**What this task involves:** Search the material below for the word "horizontal" and copy every line in which it occurs.

-------- Material for this task --------

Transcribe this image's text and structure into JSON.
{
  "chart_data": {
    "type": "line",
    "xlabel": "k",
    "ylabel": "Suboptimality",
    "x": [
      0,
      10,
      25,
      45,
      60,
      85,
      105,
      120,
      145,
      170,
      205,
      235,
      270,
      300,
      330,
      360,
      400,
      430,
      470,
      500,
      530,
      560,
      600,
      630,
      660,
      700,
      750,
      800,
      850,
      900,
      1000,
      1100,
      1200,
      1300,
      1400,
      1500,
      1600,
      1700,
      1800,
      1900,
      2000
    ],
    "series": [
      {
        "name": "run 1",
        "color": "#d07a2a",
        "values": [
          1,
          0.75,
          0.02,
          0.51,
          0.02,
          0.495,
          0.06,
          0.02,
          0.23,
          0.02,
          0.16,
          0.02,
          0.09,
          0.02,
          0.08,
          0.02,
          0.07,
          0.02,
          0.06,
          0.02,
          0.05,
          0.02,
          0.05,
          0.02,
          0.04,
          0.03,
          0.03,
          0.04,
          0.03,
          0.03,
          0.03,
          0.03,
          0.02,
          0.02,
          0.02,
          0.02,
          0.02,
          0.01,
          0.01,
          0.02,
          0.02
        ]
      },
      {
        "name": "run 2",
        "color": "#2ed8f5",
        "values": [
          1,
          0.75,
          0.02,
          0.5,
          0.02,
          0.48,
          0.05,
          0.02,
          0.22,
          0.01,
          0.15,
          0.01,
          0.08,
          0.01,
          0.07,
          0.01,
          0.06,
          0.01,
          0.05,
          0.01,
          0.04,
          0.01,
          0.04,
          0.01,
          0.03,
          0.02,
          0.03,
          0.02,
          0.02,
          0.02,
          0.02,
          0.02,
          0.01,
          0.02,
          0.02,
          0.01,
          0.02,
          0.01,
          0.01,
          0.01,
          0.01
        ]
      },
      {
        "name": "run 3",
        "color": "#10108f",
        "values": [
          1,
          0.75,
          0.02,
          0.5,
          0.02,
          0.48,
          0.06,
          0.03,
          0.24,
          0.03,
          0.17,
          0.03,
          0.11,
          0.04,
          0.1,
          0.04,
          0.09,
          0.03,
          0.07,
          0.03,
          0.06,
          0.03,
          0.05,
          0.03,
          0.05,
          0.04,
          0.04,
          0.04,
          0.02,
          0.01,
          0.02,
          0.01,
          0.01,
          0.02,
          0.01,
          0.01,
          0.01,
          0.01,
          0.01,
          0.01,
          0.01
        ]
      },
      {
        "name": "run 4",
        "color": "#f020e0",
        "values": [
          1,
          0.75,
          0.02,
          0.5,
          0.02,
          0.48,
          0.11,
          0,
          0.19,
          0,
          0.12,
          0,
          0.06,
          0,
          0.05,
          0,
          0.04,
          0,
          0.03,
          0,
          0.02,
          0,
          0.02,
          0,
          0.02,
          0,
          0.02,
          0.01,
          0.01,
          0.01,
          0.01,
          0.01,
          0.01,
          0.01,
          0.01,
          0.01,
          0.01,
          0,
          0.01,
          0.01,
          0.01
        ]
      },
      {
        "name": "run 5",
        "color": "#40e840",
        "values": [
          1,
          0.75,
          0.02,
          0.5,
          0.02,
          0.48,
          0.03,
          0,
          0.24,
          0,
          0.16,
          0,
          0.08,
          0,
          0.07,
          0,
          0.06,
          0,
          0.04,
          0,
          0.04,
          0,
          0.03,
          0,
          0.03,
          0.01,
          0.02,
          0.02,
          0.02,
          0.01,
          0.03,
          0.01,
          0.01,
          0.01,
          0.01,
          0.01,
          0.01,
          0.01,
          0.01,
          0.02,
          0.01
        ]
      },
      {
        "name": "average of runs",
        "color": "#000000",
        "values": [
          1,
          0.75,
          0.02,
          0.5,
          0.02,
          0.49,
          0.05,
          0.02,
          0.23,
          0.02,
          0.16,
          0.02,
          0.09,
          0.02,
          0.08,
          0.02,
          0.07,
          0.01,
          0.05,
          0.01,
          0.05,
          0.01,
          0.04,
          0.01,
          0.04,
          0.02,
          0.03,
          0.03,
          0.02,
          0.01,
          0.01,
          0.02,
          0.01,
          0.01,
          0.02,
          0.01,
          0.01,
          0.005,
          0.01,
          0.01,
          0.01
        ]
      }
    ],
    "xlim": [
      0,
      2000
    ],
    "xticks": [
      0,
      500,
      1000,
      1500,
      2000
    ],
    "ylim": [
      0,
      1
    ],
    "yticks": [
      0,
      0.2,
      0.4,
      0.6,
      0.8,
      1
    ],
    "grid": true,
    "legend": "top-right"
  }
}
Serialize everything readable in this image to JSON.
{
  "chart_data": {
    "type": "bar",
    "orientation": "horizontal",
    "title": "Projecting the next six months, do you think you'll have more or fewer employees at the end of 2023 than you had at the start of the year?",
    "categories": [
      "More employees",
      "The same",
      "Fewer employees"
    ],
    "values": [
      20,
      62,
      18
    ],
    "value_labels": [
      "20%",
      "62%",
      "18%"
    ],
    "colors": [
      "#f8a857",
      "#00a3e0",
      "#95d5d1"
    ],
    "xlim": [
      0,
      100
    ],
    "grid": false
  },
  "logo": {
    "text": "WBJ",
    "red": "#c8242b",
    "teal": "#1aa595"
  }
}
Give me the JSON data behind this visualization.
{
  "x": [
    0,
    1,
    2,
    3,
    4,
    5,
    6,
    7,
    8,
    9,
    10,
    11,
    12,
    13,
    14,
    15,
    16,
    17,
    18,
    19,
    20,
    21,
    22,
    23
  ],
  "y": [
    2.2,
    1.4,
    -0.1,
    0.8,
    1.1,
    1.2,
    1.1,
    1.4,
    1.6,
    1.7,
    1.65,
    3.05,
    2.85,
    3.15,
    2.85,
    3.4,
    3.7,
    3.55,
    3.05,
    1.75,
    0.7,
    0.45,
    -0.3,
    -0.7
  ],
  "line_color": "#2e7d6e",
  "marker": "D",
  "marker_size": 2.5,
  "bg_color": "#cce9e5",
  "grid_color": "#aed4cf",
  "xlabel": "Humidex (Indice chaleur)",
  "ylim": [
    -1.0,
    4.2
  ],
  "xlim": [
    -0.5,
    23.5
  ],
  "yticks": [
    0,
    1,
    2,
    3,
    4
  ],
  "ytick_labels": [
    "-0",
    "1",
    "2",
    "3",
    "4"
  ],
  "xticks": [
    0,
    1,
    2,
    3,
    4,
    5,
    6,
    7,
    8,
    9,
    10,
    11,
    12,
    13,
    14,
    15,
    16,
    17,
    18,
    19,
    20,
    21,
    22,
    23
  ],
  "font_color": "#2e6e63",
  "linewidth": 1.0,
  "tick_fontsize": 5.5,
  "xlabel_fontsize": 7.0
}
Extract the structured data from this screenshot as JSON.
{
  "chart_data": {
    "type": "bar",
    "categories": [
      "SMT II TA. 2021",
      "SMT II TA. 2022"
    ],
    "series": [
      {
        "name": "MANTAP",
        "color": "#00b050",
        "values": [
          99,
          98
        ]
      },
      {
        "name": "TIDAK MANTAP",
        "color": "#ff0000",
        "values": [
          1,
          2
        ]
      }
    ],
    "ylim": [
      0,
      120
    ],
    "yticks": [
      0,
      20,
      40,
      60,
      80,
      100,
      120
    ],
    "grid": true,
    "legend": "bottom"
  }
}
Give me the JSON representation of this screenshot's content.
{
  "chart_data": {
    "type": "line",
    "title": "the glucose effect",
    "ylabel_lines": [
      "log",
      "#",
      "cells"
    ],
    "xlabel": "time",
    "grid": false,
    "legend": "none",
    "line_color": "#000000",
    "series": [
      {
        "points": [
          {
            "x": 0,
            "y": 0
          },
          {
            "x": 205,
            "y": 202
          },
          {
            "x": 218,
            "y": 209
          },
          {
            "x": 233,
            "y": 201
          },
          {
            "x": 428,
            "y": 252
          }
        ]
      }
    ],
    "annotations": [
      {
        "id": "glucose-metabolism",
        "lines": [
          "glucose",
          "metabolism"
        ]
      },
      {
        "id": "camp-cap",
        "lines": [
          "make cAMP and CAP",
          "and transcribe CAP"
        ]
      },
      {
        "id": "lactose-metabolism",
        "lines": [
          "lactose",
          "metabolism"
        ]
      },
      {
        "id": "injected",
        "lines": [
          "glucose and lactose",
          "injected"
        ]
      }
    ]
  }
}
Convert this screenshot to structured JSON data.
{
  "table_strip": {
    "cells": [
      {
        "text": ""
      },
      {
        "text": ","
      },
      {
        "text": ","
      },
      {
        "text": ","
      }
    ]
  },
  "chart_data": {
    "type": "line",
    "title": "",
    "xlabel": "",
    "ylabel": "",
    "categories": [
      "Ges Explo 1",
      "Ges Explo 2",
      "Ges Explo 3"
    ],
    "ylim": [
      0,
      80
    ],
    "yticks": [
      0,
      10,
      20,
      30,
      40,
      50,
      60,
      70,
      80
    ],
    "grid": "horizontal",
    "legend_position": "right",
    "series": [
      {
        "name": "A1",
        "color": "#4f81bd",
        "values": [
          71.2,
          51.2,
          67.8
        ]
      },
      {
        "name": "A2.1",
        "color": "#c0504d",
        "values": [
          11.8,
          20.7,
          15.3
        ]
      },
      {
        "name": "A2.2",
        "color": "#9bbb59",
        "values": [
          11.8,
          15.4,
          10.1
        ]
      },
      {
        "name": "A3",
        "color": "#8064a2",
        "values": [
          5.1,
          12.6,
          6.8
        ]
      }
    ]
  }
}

--------

**Complete answer:**
    "orientation": "horizontal",
    "grid": "horizontal",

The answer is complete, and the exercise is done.